PROVIDED MATERIAL →
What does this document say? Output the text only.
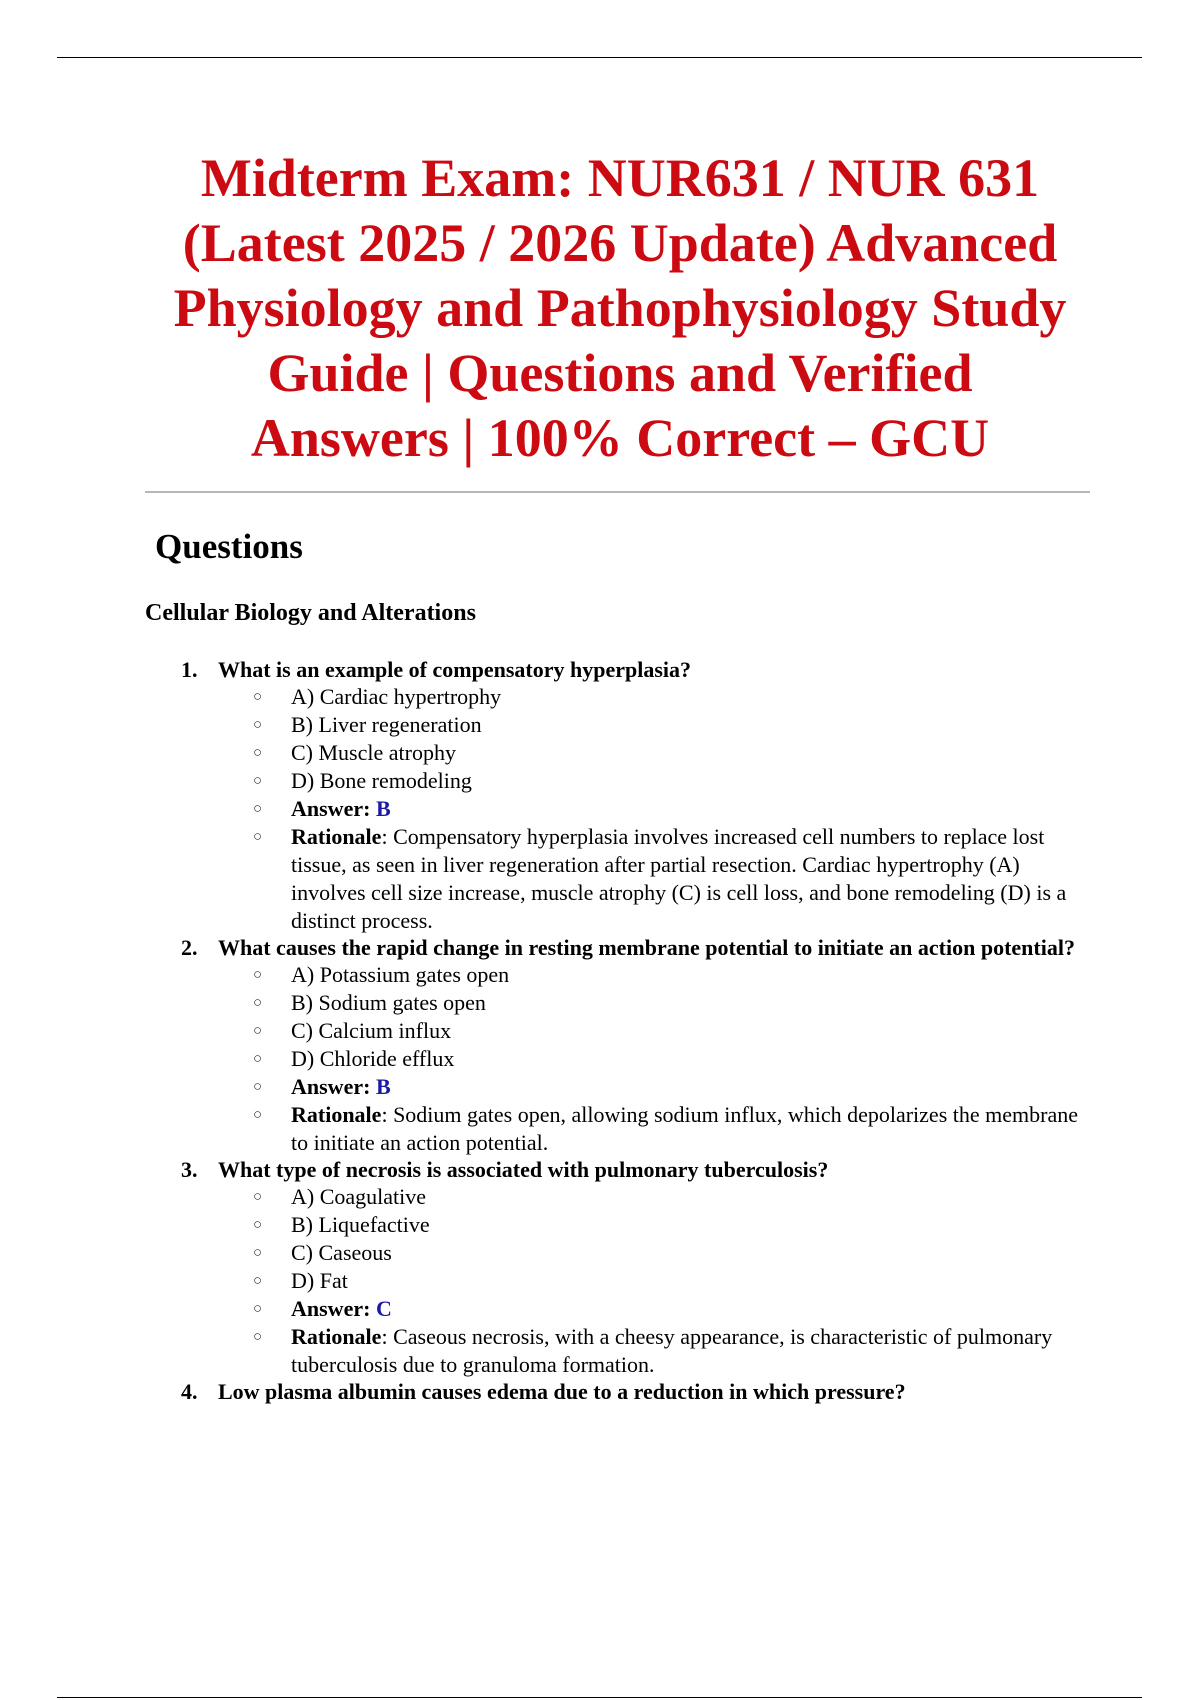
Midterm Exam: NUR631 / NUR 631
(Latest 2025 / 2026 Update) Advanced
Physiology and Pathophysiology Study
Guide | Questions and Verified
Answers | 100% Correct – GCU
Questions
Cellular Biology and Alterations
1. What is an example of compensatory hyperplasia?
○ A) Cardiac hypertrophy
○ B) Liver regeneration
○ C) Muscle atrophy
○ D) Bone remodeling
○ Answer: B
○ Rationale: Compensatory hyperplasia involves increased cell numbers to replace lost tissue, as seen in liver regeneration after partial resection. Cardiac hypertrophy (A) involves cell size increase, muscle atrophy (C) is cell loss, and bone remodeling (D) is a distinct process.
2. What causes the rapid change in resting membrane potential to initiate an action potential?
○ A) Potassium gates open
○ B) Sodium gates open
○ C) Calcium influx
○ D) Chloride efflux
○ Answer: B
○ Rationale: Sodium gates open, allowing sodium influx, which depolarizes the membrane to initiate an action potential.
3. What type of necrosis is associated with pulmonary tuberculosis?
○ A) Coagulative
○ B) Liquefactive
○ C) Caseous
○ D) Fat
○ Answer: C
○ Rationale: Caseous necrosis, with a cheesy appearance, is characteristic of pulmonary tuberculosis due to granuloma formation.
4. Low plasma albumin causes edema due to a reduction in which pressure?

TASK TO COMPLETE → Pictures are not part of the copy; output everything else in the records exactly.

EXERCISE ANSWER →
What does this document say? Output the text only.
Midterm Exam: NUR631 / NUR 631
(Latest 2025 / 2026 Update) Advanced
Physiology and Pathophysiology Study
Guide | Questions and Verified
Answers | 100% Correct – GCU
Questions
Cellular Biology and Alterations
1. What is an example of compensatory hyperplasia?
○ A) Cardiac hypertrophy
○ B) Liver regeneration
○ C) Muscle atrophy
○ D) Bone remodeling
○ Answer: B
○ Rationale: Compensatory hyperplasia involves increased cell numbers to replace lost tissue, as seen in liver regeneration after partial resection. Cardiac hypertrophy (A) involves cell size increase, muscle atrophy (C) is cell loss, and bone remodeling (D) is a distinct process.
2. What causes the rapid change in resting membrane potential to initiate an action potential?
○ A) Potassium gates open
○ B) Sodium gates open
○ C) Calcium influx
○ D) Chloride efflux
○ Answer: B
○ Rationale: Sodium gates open, allowing sodium influx, which depolarizes the membrane to initiate an action potential.
3. What type of necrosis is associated with pulmonary tuberculosis?
○ A) Coagulative
○ B) Liquefactive
○ C) Caseous
○ D) Fat
○ Answer: C
○ Rationale: Caseous necrosis, with a cheesy appearance, is characteristic of pulmonary tuberculosis due to granuloma formation.
4. Low plasma albumin causes edema due to a reduction in which pressure?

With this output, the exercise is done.